> _THE TASK_
Your task is to copy each line that has the word "требует".

Extracted data entries
━━━━━━━━━━━━━━━━━━━━━━━━━━━━━━
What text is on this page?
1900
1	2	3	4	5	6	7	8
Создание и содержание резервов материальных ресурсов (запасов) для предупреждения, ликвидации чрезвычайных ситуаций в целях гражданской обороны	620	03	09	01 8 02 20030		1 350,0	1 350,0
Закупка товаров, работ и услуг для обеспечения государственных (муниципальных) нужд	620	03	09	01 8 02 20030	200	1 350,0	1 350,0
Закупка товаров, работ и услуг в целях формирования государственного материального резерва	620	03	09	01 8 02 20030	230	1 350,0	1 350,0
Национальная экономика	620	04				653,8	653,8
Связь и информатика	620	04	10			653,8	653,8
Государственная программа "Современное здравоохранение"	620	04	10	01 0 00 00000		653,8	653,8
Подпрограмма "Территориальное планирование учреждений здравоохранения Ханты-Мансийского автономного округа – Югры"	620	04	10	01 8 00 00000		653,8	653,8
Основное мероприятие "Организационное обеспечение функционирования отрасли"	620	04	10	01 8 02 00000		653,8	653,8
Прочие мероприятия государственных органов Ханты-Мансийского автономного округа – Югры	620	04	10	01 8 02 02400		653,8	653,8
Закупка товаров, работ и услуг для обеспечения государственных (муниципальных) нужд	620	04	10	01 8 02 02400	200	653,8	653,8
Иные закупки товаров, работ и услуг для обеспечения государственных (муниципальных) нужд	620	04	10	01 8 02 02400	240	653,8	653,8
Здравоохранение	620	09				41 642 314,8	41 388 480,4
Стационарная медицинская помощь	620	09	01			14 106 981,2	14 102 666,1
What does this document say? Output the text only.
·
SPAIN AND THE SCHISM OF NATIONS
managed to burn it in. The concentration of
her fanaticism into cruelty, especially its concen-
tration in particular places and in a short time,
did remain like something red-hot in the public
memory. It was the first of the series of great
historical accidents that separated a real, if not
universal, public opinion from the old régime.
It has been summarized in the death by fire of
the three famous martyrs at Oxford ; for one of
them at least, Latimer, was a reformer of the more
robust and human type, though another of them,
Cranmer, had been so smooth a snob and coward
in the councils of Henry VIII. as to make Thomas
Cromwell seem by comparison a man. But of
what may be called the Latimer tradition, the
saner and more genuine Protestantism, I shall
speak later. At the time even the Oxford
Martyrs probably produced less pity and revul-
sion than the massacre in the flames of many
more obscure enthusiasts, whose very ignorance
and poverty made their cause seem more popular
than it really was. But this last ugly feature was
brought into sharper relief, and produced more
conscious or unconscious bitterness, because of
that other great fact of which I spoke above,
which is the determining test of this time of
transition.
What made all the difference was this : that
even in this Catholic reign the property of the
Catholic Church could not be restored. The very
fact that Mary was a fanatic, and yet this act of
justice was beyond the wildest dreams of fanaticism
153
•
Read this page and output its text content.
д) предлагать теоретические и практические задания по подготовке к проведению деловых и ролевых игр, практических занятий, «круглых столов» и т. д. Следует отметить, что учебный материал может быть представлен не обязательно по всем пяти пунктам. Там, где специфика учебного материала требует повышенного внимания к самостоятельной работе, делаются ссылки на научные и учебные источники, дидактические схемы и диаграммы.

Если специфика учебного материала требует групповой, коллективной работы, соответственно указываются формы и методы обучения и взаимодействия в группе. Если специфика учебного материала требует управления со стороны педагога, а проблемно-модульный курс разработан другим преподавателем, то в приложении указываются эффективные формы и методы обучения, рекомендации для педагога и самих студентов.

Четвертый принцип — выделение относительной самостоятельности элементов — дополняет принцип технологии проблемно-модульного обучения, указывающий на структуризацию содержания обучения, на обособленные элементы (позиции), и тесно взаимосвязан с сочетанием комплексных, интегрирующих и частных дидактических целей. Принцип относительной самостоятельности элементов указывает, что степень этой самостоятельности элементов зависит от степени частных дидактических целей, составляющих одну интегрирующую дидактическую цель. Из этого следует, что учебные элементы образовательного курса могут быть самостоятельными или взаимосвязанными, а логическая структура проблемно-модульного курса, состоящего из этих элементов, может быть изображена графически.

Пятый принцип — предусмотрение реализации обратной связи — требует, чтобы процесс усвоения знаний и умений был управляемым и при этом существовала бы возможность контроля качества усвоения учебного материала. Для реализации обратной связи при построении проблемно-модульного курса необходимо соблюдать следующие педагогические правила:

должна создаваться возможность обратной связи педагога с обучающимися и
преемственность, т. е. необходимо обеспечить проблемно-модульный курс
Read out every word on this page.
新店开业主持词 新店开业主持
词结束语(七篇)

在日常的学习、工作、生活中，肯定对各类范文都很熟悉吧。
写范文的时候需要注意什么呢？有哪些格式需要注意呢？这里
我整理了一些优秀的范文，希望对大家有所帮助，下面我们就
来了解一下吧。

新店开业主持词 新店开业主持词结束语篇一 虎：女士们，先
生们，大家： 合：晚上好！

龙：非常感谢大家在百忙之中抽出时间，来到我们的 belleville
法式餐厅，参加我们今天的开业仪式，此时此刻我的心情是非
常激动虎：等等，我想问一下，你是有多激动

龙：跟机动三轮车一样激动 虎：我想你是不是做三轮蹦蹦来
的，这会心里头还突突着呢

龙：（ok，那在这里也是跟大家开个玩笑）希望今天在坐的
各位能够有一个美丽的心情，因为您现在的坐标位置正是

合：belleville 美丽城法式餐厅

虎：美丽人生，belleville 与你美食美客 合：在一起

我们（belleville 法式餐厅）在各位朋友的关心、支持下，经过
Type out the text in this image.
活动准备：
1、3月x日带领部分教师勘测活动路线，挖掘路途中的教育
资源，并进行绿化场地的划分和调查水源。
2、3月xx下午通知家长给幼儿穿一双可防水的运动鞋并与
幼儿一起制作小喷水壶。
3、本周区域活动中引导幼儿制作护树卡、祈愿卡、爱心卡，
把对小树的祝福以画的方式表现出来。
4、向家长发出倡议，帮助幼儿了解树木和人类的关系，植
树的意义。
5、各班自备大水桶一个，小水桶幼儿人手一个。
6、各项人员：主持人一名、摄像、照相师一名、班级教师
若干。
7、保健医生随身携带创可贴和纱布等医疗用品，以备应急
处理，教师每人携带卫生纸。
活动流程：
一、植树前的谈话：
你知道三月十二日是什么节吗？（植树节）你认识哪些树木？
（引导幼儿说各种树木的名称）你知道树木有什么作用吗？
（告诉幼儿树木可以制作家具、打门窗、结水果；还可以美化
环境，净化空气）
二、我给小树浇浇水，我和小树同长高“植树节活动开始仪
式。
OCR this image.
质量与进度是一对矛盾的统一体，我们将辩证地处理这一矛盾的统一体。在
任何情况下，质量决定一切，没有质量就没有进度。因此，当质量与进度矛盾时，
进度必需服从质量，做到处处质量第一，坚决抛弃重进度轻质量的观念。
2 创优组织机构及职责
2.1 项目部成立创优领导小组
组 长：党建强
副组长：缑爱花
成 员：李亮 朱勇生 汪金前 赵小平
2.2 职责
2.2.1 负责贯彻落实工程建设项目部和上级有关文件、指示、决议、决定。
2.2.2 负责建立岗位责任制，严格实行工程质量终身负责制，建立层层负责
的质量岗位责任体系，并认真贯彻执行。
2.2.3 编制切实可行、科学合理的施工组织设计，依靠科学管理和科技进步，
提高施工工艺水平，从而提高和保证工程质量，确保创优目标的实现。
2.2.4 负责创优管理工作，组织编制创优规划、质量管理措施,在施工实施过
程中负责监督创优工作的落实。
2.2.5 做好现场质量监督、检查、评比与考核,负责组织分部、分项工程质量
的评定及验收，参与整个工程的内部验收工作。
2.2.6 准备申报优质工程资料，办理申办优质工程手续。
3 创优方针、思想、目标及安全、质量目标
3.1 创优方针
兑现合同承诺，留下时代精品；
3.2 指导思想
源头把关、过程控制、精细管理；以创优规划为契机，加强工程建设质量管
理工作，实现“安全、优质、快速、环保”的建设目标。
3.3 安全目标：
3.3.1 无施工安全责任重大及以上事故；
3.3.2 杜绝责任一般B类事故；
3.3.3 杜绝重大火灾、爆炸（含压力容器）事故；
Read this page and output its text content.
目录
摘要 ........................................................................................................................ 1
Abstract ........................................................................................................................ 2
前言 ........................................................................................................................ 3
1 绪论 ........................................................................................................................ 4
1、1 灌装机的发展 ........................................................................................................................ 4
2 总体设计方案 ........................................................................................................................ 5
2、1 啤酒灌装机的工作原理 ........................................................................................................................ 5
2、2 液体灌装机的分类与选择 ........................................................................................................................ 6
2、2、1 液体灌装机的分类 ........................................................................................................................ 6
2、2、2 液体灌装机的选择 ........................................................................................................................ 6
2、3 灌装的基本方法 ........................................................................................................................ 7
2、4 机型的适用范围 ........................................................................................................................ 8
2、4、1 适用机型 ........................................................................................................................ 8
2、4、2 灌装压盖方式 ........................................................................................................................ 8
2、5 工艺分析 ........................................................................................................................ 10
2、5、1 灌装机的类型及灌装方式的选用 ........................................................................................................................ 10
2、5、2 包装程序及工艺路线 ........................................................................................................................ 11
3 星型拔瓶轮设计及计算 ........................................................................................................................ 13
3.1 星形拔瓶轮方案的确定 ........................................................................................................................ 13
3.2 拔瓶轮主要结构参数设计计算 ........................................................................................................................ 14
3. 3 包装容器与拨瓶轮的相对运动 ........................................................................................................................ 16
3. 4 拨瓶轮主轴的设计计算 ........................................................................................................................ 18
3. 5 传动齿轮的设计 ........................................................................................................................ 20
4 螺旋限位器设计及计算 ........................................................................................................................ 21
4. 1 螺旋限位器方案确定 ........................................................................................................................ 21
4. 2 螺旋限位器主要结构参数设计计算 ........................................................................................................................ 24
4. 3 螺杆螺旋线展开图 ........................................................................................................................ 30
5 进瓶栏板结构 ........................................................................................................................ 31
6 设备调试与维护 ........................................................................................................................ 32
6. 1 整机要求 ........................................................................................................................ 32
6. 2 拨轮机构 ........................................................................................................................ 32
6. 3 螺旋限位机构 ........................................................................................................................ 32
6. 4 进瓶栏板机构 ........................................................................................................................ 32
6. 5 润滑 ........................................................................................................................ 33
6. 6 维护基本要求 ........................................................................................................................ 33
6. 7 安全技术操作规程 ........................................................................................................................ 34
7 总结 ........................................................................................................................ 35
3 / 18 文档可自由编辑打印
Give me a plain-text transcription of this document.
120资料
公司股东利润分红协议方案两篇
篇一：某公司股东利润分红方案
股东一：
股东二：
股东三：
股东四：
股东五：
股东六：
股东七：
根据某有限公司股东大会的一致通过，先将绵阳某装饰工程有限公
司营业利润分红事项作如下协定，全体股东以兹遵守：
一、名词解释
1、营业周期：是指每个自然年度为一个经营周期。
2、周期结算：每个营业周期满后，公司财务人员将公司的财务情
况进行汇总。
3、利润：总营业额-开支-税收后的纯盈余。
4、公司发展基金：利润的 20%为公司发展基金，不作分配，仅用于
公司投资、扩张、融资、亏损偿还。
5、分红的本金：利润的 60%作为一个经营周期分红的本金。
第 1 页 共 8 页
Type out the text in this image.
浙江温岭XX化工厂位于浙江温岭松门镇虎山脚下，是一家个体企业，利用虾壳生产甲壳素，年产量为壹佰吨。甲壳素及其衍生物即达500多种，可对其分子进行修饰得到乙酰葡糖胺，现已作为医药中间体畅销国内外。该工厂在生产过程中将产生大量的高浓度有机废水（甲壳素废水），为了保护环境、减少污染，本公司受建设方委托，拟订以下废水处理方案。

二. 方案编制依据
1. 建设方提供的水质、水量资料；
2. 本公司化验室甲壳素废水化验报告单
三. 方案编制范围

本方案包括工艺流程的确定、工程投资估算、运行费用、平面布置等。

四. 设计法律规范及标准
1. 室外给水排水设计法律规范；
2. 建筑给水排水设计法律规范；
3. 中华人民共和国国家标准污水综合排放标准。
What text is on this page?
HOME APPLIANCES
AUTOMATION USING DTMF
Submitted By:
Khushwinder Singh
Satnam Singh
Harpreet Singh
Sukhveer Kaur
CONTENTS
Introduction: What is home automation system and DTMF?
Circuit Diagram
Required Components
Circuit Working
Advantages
━━━━━━━━━━━━━━━━━━━━━━━━━━━━━━
> _EXERCISE RESPONSE_
д) предлагать теоретические и практические задания по подготовке к проведению деловых и ролевых игр, практических занятий, «круглых столов» и т. д. Следует отметить, что учебный материал может быть представлен не обязательно по всем пяти пунктам. Там, где специфика учебного материала требует повышенного внимания к самостоятельной работе, делаются ссылки на научные и учебные источники, дидактические схемы и диаграммы.
Если специфика учебного материала требует групповой, коллективной работы, соответственно указываются формы и методы обучения и взаимодействия в группе. Если специфика учебного материала требует управления со стороны педагога, а проблемно-модульный курс разработан другим преподавателем, то в приложении указываются эффективные формы и методы обучения, рекомендации для педагога и самих студентов.
Пятый принцип — предусмотрение реализации обратной связи — требует, чтобы процесс усвоения знаний и умений был управляемым и при этом существовала бы возможность контроля качества усвоения учебного материала. Для реализации обратной связи при построении проблемно-модульного курса необходимо соблюдать следующие педагогические правила:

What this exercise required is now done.